WHAT TO WORK ON » Of the lines in the listing below, how many hold "xuất"? Answer with the number only.

Figure record extracts:
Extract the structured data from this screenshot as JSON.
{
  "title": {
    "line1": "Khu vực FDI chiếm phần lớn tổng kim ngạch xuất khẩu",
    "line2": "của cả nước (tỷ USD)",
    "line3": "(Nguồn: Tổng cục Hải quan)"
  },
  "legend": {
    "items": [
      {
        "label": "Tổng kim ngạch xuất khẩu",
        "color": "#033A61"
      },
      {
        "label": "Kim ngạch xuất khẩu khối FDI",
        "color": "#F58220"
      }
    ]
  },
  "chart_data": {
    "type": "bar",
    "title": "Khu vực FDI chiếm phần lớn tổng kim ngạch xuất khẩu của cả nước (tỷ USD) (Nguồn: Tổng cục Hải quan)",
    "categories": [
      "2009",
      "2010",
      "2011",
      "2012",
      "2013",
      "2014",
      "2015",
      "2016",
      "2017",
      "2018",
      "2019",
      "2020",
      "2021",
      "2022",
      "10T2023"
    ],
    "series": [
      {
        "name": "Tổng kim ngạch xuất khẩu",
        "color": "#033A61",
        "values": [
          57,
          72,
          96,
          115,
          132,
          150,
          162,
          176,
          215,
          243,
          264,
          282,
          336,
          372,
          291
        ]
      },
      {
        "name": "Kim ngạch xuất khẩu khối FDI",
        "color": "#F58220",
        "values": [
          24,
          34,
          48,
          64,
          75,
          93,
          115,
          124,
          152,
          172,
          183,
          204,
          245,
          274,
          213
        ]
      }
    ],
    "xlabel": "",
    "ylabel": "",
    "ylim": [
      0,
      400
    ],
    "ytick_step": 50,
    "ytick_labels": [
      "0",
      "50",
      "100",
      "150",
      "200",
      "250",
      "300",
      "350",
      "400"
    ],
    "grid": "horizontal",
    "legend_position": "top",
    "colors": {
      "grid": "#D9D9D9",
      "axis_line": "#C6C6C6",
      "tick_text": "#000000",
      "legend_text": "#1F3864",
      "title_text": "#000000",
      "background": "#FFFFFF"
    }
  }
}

RESULT FOR THIS EXERCISE » 6